---------- DATA EXCERPTS

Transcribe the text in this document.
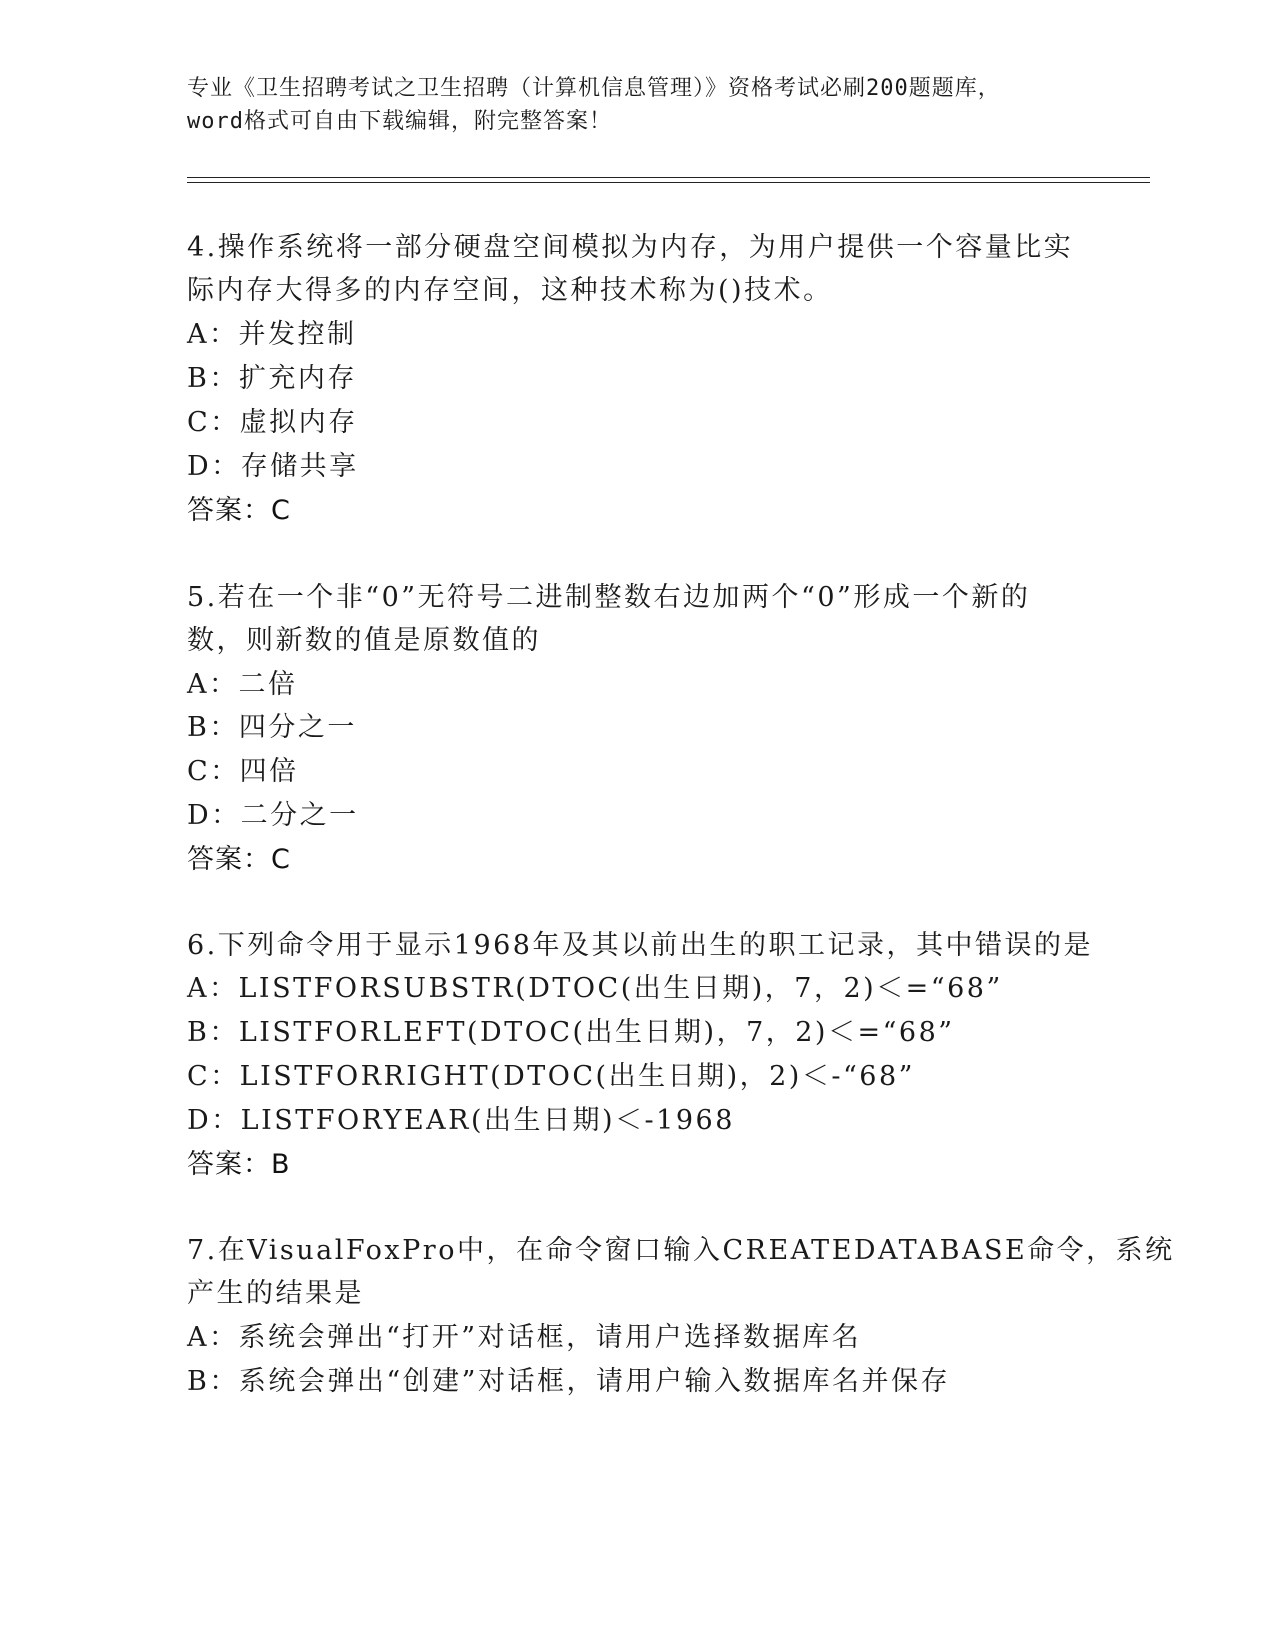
专业《卫生招聘考试之卫生招聘（计算机信息管理）》资格考试必刷200题题库，
word格式可自由下载编辑，附完整答案！
4.操作系统将一部分硬盘空间模拟为内存，为用户提供一个容量比实
际内存大得多的内存空间，这种技术称为()技术。
A：并发控制
B：扩充内存
C：虚拟内存
D：存储共享
答案：C
5.若在一个非“0”无符号二进制整数右边加两个“0”形成一个新的
数，则新数的值是原数值的
A：二倍
B：四分之一
C：四倍
D：二分之一
答案：C
6.下列命令用于显示1968年及其以前出生的职工记录，其中错误的是
A：LISTFORSUBSTR(DTOC(出生日期)，7，2)＜=“68”
B：LISTFORLEFT(DTOC(出生日期)，7，2)＜=“68”
C：LISTFORRIGHT(DTOC(出生日期)，2)＜-“68”
D：LISTFORYEAR(出生日期)＜-1968
答案：B
7.在VisualFoxPro中，在命令窗口输入CREATEDATABASE命令，系统
产生的结果是
A：系统会弹出“打开”对话框，请用户选择数据库名
B：系统会弹出“创建”对话框，请用户输入数据库名并保存
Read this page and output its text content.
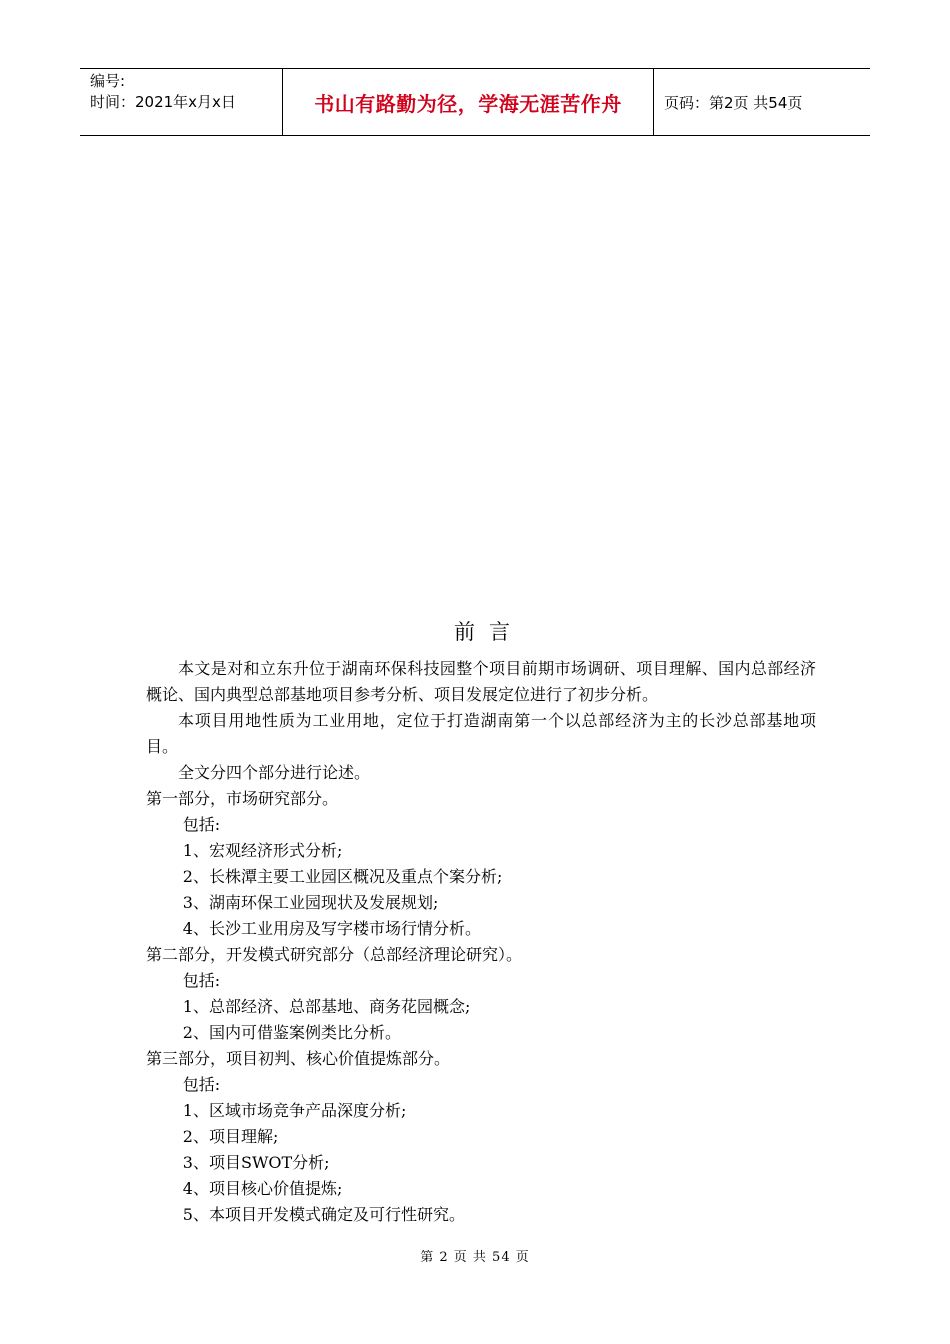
编号:
时间：2021年x月x日	书山有路勤为径，学海无涯苦作舟	页码：第2页 共54页
前言

本文是对和立东升位于湖南环保科技园整个项目前期市场调研、项目理解、国内总部经济概论、国内典型总部基地项目参考分析、项目发展定位进行了初步分析。

本项目用地性质为工业用地，定位于打造湖南第一个以总部经济为主的长沙总部基地项目。

全文分四个部分进行论述。

第一部分，市场研究部分。

包括:

1、宏观经济形式分析;

2、长株潭主要工业园区概况及重点个案分析;

3、湖南环保工业园现状及发展规划;

4、长沙工业用房及写字楼市场行情分析。

第二部分，开发模式研究部分（总部经济理论研究）。

包括:

1、总部经济、总部基地、商务花园概念;

2、国内可借鉴案例类比分析。

第三部分，项目初判、核心价值提炼部分。

包括:

1、区域市场竞争产品深度分析;

2、项目理解;

3、项目SWOT分析;

4、项目核心价值提炼;

5、本项目开发模式确定及可行性研究。

第 2 页 共 54 页
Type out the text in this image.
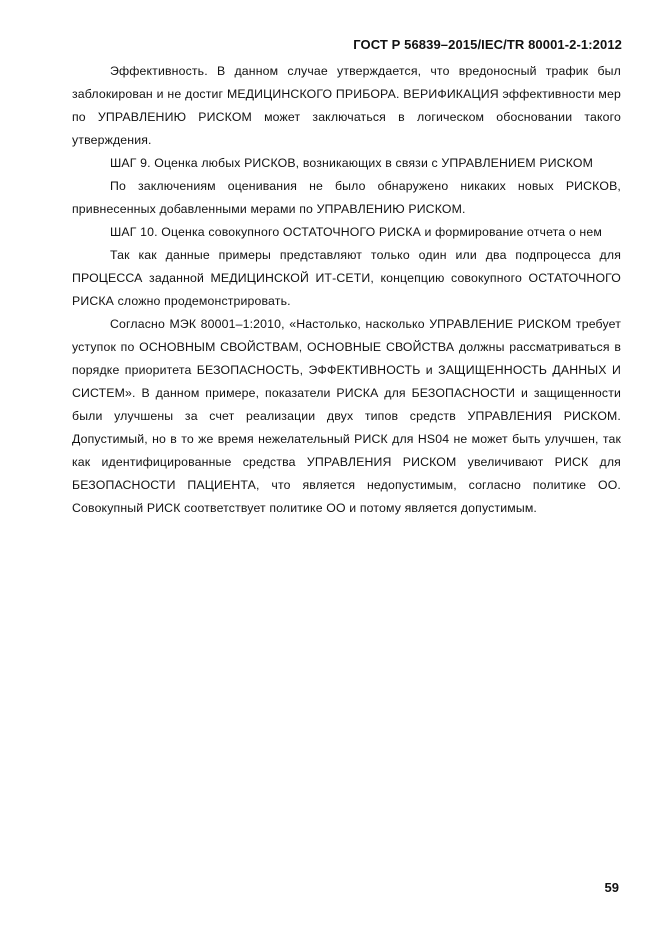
ГОСТ Р 56839–2015/IEC/TR 80001-2-1:2012

Эффективность. В данном случае утверждается, что вредоносный трафик был заблокирован и не достиг МЕДИЦИНСКОГО ПРИБОРА. ВЕРИФИКАЦИЯ эффективности мер по УПРАВЛЕНИЮ РИСКОМ может заключаться в логическом обосновании такого утверждения.

ШАГ 9. Оценка любых РИСКОВ, возникающих в связи с УПРАВЛЕНИЕМ РИСКОМ

По заключениям оценивания не было обнаружено никаких новых РИСКОВ, привнесенных добавленными мерами по УПРАВЛЕНИЮ РИСКОМ.

ШАГ 10. Оценка совокупного ОСТАТОЧНОГО РИСКА и формирование отчета о нем

Так как данные примеры представляют только один или два подпроцесса для ПРОЦЕССА заданной МЕДИЦИНСКОЙ ИТ-СЕТИ, концепцию совокупного ОСТАТОЧНОГО РИСКА сложно продемонстрировать.

Согласно МЭК 80001–1:2010, «Настолько, насколько УПРАВЛЕНИЕ РИСКОМ требует уступок по ОСНОВНЫМ СВОЙСТВАМ, ОСНОВНЫЕ СВОЙСТВА должны рассматриваться в порядке приоритета БЕЗОПАСНОСТЬ, ЭФФЕКТИВНОСТЬ и ЗАЩИЩЕННОСТЬ ДАННЫХ И СИСТЕМ». В данном примере, показатели РИСКА для БЕЗОПАСНОСТИ и защищенности были улучшены за счет реализации двух типов средств УПРАВЛЕНИЯ РИСКОМ. Допустимый, но в то же время нежелательный РИСК для HS04 не может быть улучшен, так как идентифицированные средства УПРАВЛЕНИЯ РИСКОМ увеличивают РИСК для БЕЗОПАСНОСТИ ПАЦИЕНТА, что является недопустимым, согласно политике ОО. Совокупный РИСК соответствует политике ОО и потому является допустимым.

59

--------------------

### [WHAT TO PRODUCE]
Write out the full listing verbatim, excluding its pictures.

### [WRITTEN SOLUTION]
Transcribe the text in this document.
专业《卫生招聘考试之卫生招聘（计算机信息管理）》资格考试必刷200题题库，
word格式可自由下载编辑，附完整答案！
4.操作系统将一部分硬盘空间模拟为内存，为用户提供一个容量比实
际内存大得多的内存空间，这种技术称为()技术。
A：并发控制
B：扩充内存
C：虚拟内存
D：存储共享
答案：C
5.若在一个非“0”无符号二进制整数右边加两个“0”形成一个新的
数，则新数的值是原数值的
A：二倍
B：四分之一
C：四倍
D：二分之一
答案：C
6.下列命令用于显示1968年及其以前出生的职工记录，其中错误的是
A：LISTFORSUBSTR(DTOC(出生日期)，7，2)＜=“68”
B：LISTFORLEFT(DTOC(出生日期)，7，2)＜=“68”
C：LISTFORRIGHT(DTOC(出生日期)，2)＜-“68”
D：LISTFORYEAR(出生日期)＜-1968
答案：B
7.在VisualFoxPro中，在命令窗口输入CREATEDATABASE命令，系统
产生的结果是
A：系统会弹出“打开”对话框，请用户选择数据库名
B：系统会弹出“创建”对话框，请用户输入数据库名并保存
Read this page and output its text content.
编号:
时间：2021年x月x日	书山有路勤为径，学海无涯苦作舟	页码：第2页 共54页
前言

本文是对和立东升位于湖南环保科技园整个项目前期市场调研、项目理解、国内总部经济概论、国内典型总部基地项目参考分析、项目发展定位进行了初步分析。

本项目用地性质为工业用地，定位于打造湖南第一个以总部经济为主的长沙总部基地项目。

全文分四个部分进行论述。

第一部分，市场研究部分。

包括:

1、宏观经济形式分析;

2、长株潭主要工业园区概况及重点个案分析;

3、湖南环保工业园现状及发展规划;

4、长沙工业用房及写字楼市场行情分析。

第二部分，开发模式研究部分（总部经济理论研究）。

包括:

1、总部经济、总部基地、商务花园概念;

2、国内可借鉴案例类比分析。

第三部分，项目初判、核心价值提炼部分。

包括:

1、区域市场竞争产品深度分析;

2、项目理解;

3、项目SWOT分析;

4、项目核心价值提炼;

5、本项目开发模式确定及可行性研究。

第 2 页 共 54 页
Type out the text in this image.
ГОСТ Р 56839–2015/IEC/TR 80001-2-1:2012

Эффективность. В данном случае утверждается, что вредоносный трафик был заблокирован и не достиг МЕДИЦИНСКОГО ПРИБОРА. ВЕРИФИКАЦИЯ эффективности мер по УПРАВЛЕНИЮ РИСКОМ может заключаться в логическом обосновании такого утверждения.

ШАГ 9. Оценка любых РИСКОВ, возникающих в связи с УПРАВЛЕНИЕМ РИСКОМ

По заключениям оценивания не было обнаружено никаких новых РИСКОВ, привнесенных добавленными мерами по УПРАВЛЕНИЮ РИСКОМ.

ШАГ 10. Оценка совокупного ОСТАТОЧНОГО РИСКА и формирование отчета о нем

Так как данные примеры представляют только один или два подпроцесса для ПРОЦЕССА заданной МЕДИЦИНСКОЙ ИТ-СЕТИ, концепцию совокупного ОСТАТОЧНОГО РИСКА сложно продемонстрировать.

Согласно МЭК 80001–1:2010, «Настолько, насколько УПРАВЛЕНИЕ РИСКОМ требует уступок по ОСНОВНЫМ СВОЙСТВАМ, ОСНОВНЫЕ СВОЙСТВА должны рассматриваться в порядке приоритета БЕЗОПАСНОСТЬ, ЭФФЕКТИВНОСТЬ и ЗАЩИЩЕННОСТЬ ДАННЫХ И СИСТЕМ». В данном примере, показатели РИСКА для БЕЗОПАСНОСТИ и защищенности были улучшены за счет реализации двух типов средств УПРАВЛЕНИЯ РИСКОМ. Допустимый, но в то же время нежелательный РИСК для HS04 не может быть улучшен, так как идентифицированные средства УПРАВЛЕНИЯ РИСКОМ увеличивают РИСК для БЕЗОПАСНОСТИ ПАЦИЕНТА, что является недопустимым, согласно политике ОО. Совокупный РИСК соответствует политике ОО и потому является допустимым.

59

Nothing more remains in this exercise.